We now ask whether this letter, written under such circumstances, be a crime, the perpetration of which should give great pain to Mr. Duff Green? Even Mr. Green himself avows that the Bishop's expressions are "correct of themselves." What, then, caused Mr. Green to "regret the publication of the letter?" "Because the expressions will be connected with the political and party discussions." Now we are authorized to say that, with the publication of the letter, Bishop England has just as little concern as had General Green. The connexion of the expressions with political and party discussion, so far as we have seen, is altogether the work of Mr. Duff Green, and certainly not imputable to the bishop.

"Because the expressions will receive an interpretation conveying unmerited inputations, calculated to blend religious faith with party zeal, and thus embitter a political controversy already too much excited." The interpreter is the person chargeable with this, and that interpreter is Mr. Duff Green, and not the writer of the letter, whose expressions were "correct of themselves."

Mr. Green's commentary is the following:

"BISHOP ENGLAND'S LETTER.

▸ **REQUIRED TASK A**
Pick out every line in the rows that contains the string "value".
The rows that come next are unrelated to the passage.

▸ **Source records**
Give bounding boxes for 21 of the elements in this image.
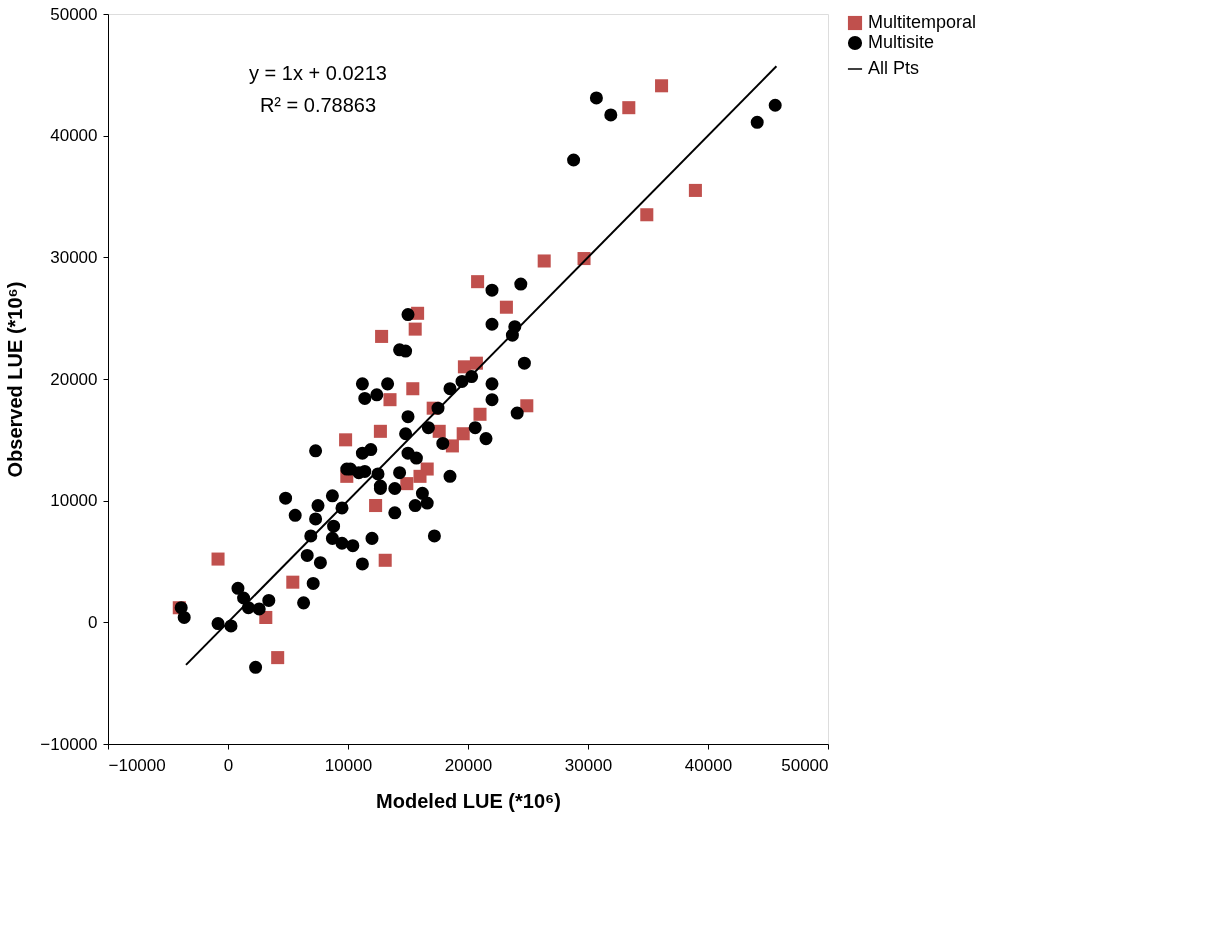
annotation: y = 1x + 0.0213 [249, 62, 387, 84]
legend-label: Multisite [868, 32, 935, 52]
y-tick-label: 50000 [50, 4, 98, 24]
y-tick-label: 30000 [50, 247, 98, 267]
x-tick-label: 20000 [444, 755, 493, 775]
x-tick-label: −10000 [108, 755, 166, 775]
x-tick-label: 40000 [684, 755, 733, 775]
x-axis-title: Modeled LUE (*10⁶) [376, 789, 561, 812]
y-tick-label: −10000 [40, 734, 98, 754]
legend-label: All Pts [868, 58, 920, 78]
y-tick-label: 20000 [50, 369, 98, 389]
x-tick-label: 30000 [564, 755, 613, 775]
x-tick-label: 0 [223, 755, 234, 775]
y-axis-title: Observed LUE (*10⁶) [4, 281, 27, 478]
y-tick-label: 10000 [50, 491, 98, 511]
x-tick-label: 10000 [324, 755, 373, 775]
annotation: R² = 0.78863 [259, 94, 377, 116]
y-tick-label: 40000 [50, 126, 98, 146]
legend-label: Multitemporal [868, 12, 977, 32]
y-tick-label: 0 [88, 612, 98, 632]
x-tick-label: 50000 [781, 755, 829, 775]
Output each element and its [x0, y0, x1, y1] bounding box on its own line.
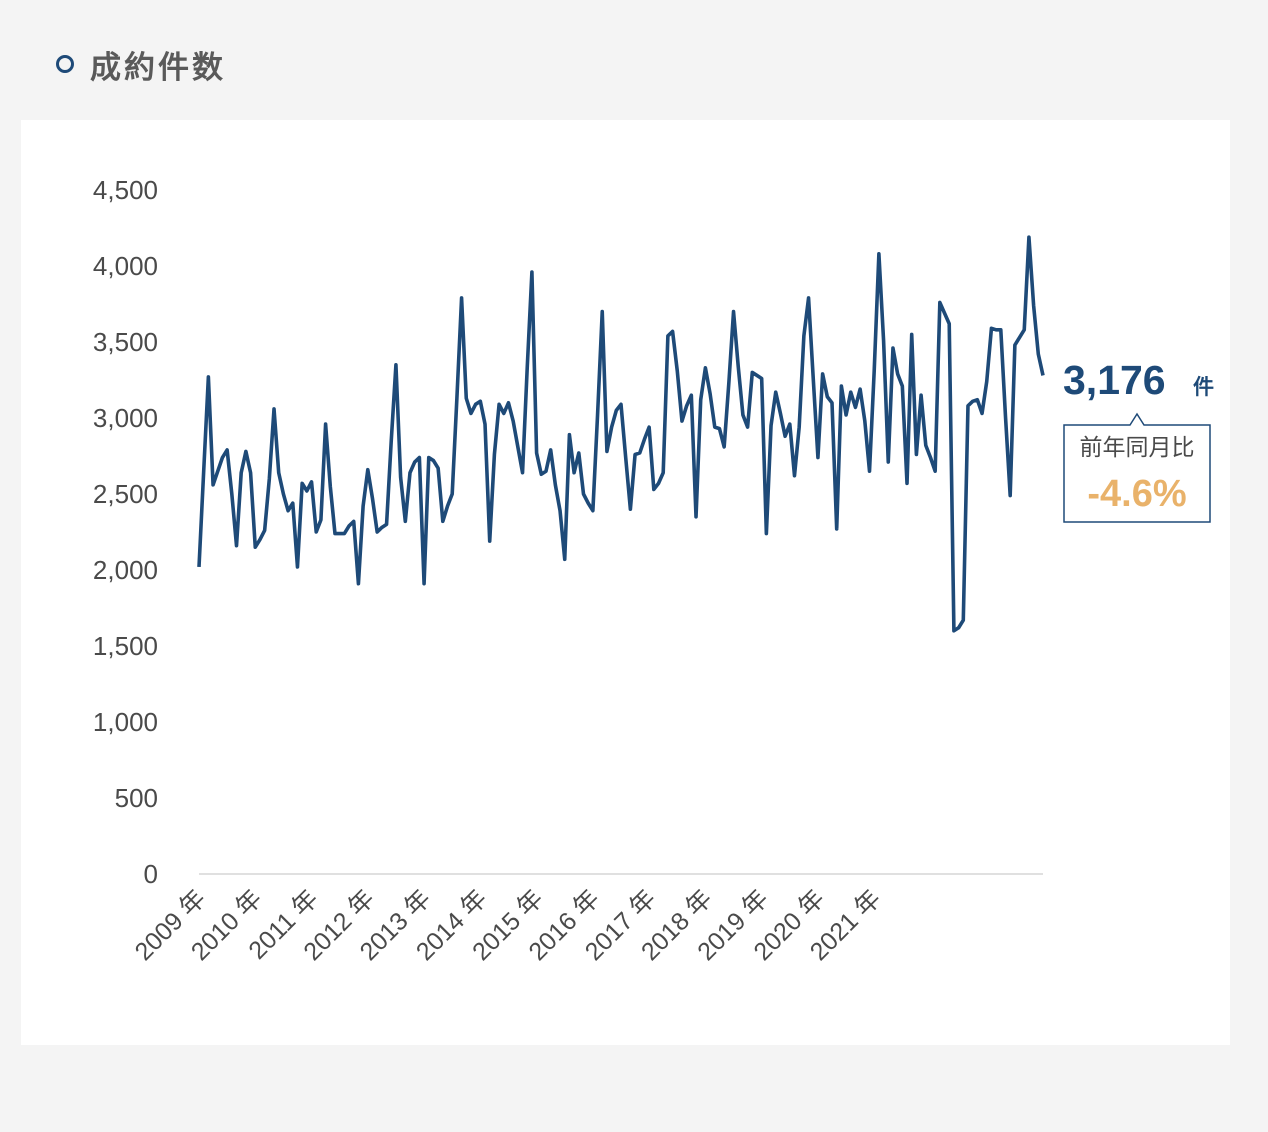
y-tick-label: 2,500 — [93, 479, 158, 509]
latest-value: 3,176 — [1063, 357, 1166, 403]
latest-value-callout: 3,176 件 前年同月比 -4.6% — [1063, 357, 1214, 523]
y-tick-label: 1,000 — [93, 707, 158, 737]
y-tick-label: 3,500 — [93, 327, 158, 357]
section-title: 成約件数 — [90, 49, 226, 85]
y-tick-label: 500 — [115, 783, 158, 813]
y-tick-label: 4,000 — [93, 251, 158, 281]
y-axis: 0 500 1,000 1,500 2,000 2,500 3,000 3,500 4,000 4… — [93, 175, 158, 889]
circle-bullet-icon — [56, 55, 74, 73]
y-tick-label: 1,500 — [93, 631, 158, 661]
y-tick-label: 0 — [144, 859, 158, 889]
y-tick-label: 2,000 — [93, 555, 158, 585]
y-tick-label: 4,500 — [93, 175, 158, 205]
yoy-box — [1063, 412, 1211, 523]
y-tick-label: 3,000 — [93, 403, 158, 433]
yoy-label: 前年同月比 — [1080, 434, 1195, 460]
chart-card: 0 500 1,000 1,500 2,000 2,500 3,000 3,500 4,000 4… — [21, 120, 1230, 1045]
section-header: 成約件数 — [56, 44, 226, 85]
latest-value-unit: 件 — [1193, 376, 1214, 399]
line-chart: 0 500 1,000 1,500 2,000 2,500 3,000 3,500 4,000 4… — [93, 175, 1214, 966]
series-line — [197, 235, 1045, 633]
yoy-change: -4.6% — [1087, 473, 1186, 515]
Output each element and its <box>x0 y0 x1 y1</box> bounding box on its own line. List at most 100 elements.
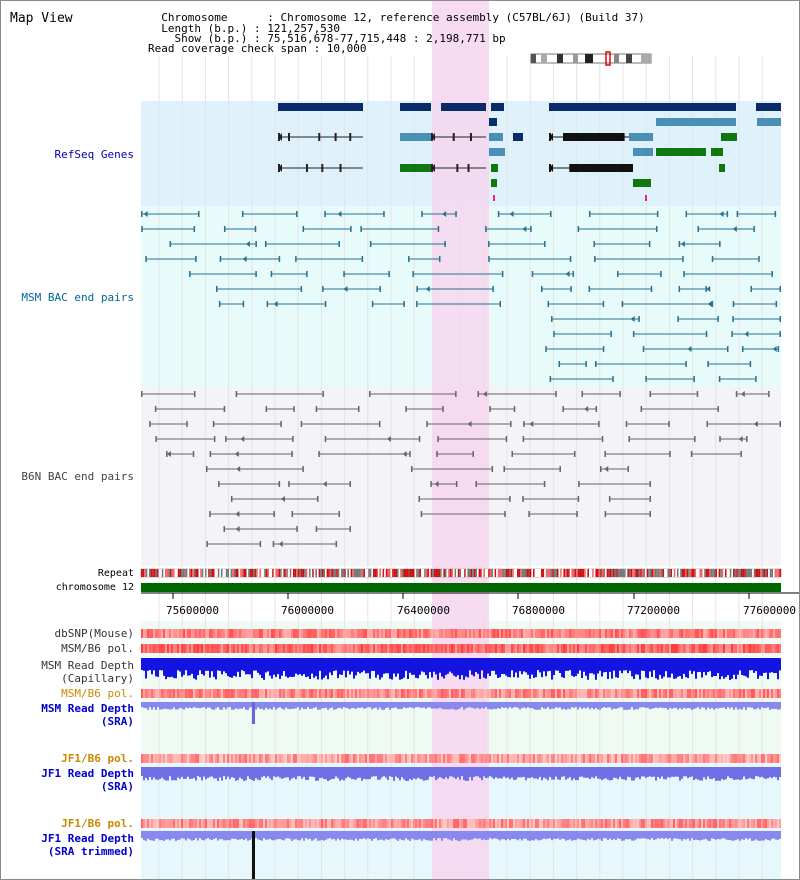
polymorphism-cell <box>195 754 197 763</box>
read-depth-bar <box>229 702 231 708</box>
read-depth-bar <box>731 702 733 708</box>
repeat-block <box>273 569 276 577</box>
read-depth-bar <box>383 831 385 841</box>
read-depth-bar <box>329 767 331 780</box>
msm-bac-pair-end <box>753 226 755 232</box>
read-depth-bar <box>587 658 589 680</box>
polymorphism-cell <box>237 689 239 698</box>
polymorphism-cell <box>671 819 673 828</box>
polymorphism-cell <box>481 689 483 698</box>
polymorphism-cell <box>141 754 143 763</box>
polymorphism-cell <box>361 689 363 698</box>
read-depth-bar <box>721 702 723 708</box>
repeat-block <box>728 569 730 577</box>
polymorphism-cell <box>199 689 201 698</box>
polymorphism-cell <box>233 689 235 698</box>
b6n-bac-pair-end <box>296 526 298 532</box>
repeat-block <box>193 569 196 577</box>
read-depth-bar <box>199 702 201 709</box>
read-depth-bar <box>483 767 485 777</box>
read-depth-bar <box>631 831 633 841</box>
read-depth-bar <box>691 831 693 839</box>
read-depth-bar <box>547 658 549 672</box>
polymorphism-cell <box>585 644 587 653</box>
repeat-block <box>688 569 690 577</box>
read-depth-bar <box>179 658 181 672</box>
polymorphism-cell <box>265 754 267 763</box>
read-depth-bar <box>709 767 711 779</box>
polymorphism-cell <box>757 644 759 653</box>
read-depth-bar <box>171 702 173 710</box>
polymorphism-cell <box>281 629 283 638</box>
polymorphism-cell <box>271 754 273 763</box>
read-depth-bar <box>703 767 705 778</box>
b6n-bac-pair-arrow <box>322 481 327 487</box>
repeat-block <box>587 569 589 577</box>
read-depth-bar <box>713 831 715 839</box>
polymorphism-cell <box>363 629 365 638</box>
read-depth-bar <box>535 767 537 779</box>
msm-bac-pair-arrow <box>337 211 342 217</box>
repeat-block <box>141 569 143 577</box>
polymorphism-cell <box>591 689 593 698</box>
polymorphism-cell <box>267 819 269 828</box>
read-depth-bar <box>743 831 745 840</box>
msm-bac-pair-end <box>350 226 352 232</box>
read-depth-bar <box>641 831 643 839</box>
read-depth-bar <box>389 658 391 679</box>
msm-bac-pair-arrow <box>143 211 148 217</box>
polymorphism-cell <box>587 689 589 698</box>
read-depth-bar <box>759 767 761 778</box>
read-depth-bar <box>467 702 469 708</box>
read-depth-bar <box>461 702 463 708</box>
polymorphism-cell <box>361 629 363 638</box>
polymorphism-cell <box>257 819 259 828</box>
read-depth-bar <box>295 831 297 840</box>
repeat-block <box>384 569 386 577</box>
polymorphism-cell <box>355 754 357 763</box>
polymorphism-cell <box>443 689 445 698</box>
polymorphism-cell <box>489 819 491 828</box>
polymorphism-cell <box>497 754 499 763</box>
polymorphism-cell <box>507 644 509 653</box>
read-depth-bar <box>205 831 207 839</box>
polymorphism-cell <box>637 689 639 698</box>
repeat-block <box>368 569 370 577</box>
read-depth-bar <box>747 767 749 779</box>
read-depth-bar <box>415 702 417 708</box>
polymorphism-cell <box>171 689 173 698</box>
repeat-block <box>302 569 305 577</box>
polymorphism-cell <box>261 819 263 828</box>
polymorphism-cell <box>357 819 359 828</box>
polymorphism-cell <box>627 644 629 653</box>
read-depth-bar <box>421 831 423 841</box>
repeat-block <box>621 569 623 577</box>
read-depth-bar <box>329 831 331 839</box>
polymorphism-cell <box>541 754 543 763</box>
polymorphism-cell <box>211 689 213 698</box>
polymorphism-cell <box>531 644 533 653</box>
polymorphism-cell <box>311 819 313 828</box>
read-depth-bar <box>453 831 455 839</box>
read-depth-bar <box>613 831 615 840</box>
read-depth-bar <box>601 831 603 841</box>
read-depth-bar <box>611 658 613 679</box>
read-depth-bar <box>519 767 521 778</box>
repeat-block <box>259 569 261 577</box>
polymorphism-cell <box>643 629 645 638</box>
polymorphism-cell <box>663 819 665 828</box>
polymorphism-cell <box>255 629 257 638</box>
polymorphism-cell <box>293 754 295 763</box>
read-depth-bar <box>389 702 391 710</box>
polymorphism-cell <box>345 819 347 828</box>
read-depth-bar <box>693 702 695 710</box>
polymorphism-cell <box>665 819 667 828</box>
polymorphism-cell <box>389 629 391 638</box>
read-depth-bar <box>585 702 587 709</box>
polymorphism-cell <box>697 819 699 828</box>
msm-bac-pair-end <box>777 346 780 352</box>
polymorphism-cell <box>711 689 713 698</box>
refseq-gene-exon <box>469 133 472 141</box>
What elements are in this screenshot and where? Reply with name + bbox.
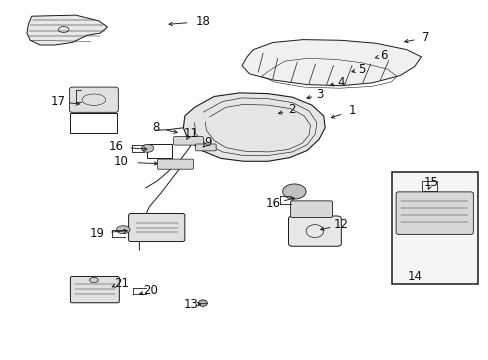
- Polygon shape: [242, 40, 421, 86]
- Text: 14: 14: [407, 270, 421, 283]
- Text: 6: 6: [379, 49, 386, 62]
- Text: 1: 1: [347, 104, 355, 117]
- Text: 3: 3: [316, 88, 324, 101]
- Text: 19: 19: [89, 227, 104, 240]
- Text: 20: 20: [143, 284, 158, 297]
- Ellipse shape: [141, 144, 153, 152]
- FancyBboxPatch shape: [395, 192, 472, 234]
- Ellipse shape: [282, 184, 305, 199]
- Text: 4: 4: [337, 76, 345, 89]
- Polygon shape: [27, 15, 107, 45]
- Text: 2: 2: [287, 103, 295, 116]
- Ellipse shape: [198, 300, 207, 306]
- Text: 5: 5: [357, 63, 365, 76]
- Text: 7: 7: [421, 31, 428, 44]
- Text: 9: 9: [204, 136, 212, 149]
- Text: 8: 8: [151, 121, 159, 134]
- FancyBboxPatch shape: [173, 136, 203, 145]
- Bar: [421, 181, 436, 191]
- FancyBboxPatch shape: [157, 159, 193, 169]
- FancyBboxPatch shape: [288, 216, 341, 246]
- FancyBboxPatch shape: [70, 276, 119, 303]
- Text: 10: 10: [114, 156, 128, 168]
- Text: 12: 12: [333, 219, 348, 231]
- FancyBboxPatch shape: [290, 201, 332, 217]
- FancyBboxPatch shape: [128, 213, 184, 242]
- FancyBboxPatch shape: [195, 144, 216, 151]
- Polygon shape: [183, 93, 325, 161]
- Text: 18: 18: [195, 15, 210, 28]
- FancyBboxPatch shape: [69, 87, 118, 112]
- Text: 17: 17: [50, 95, 65, 108]
- Text: 16: 16: [265, 197, 280, 210]
- Text: 16: 16: [109, 140, 123, 153]
- Bar: [146, 144, 172, 158]
- Bar: [391, 172, 477, 284]
- Text: 11: 11: [183, 127, 198, 140]
- Text: 15: 15: [423, 176, 438, 189]
- Ellipse shape: [116, 226, 130, 234]
- Text: 21: 21: [114, 277, 128, 290]
- Text: 13: 13: [183, 298, 198, 311]
- Ellipse shape: [89, 278, 98, 283]
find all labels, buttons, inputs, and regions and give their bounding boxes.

▸ **REQUIRED TASK B**
In the passage, who is named as the interpreter chargeable with the unmerited imputations?

▸ **COMPLETE ANSWER A**
latest-value: 3,176 — [1063, 357, 1166, 403]
latest-value-callout: 3,176 件 前年同月比 -4.6% — [1063, 357, 1214, 523]
latest-value-unit: 件 — [1193, 376, 1214, 399]

▸ **COMPLETE ANSWER B**
Mr. Duff Green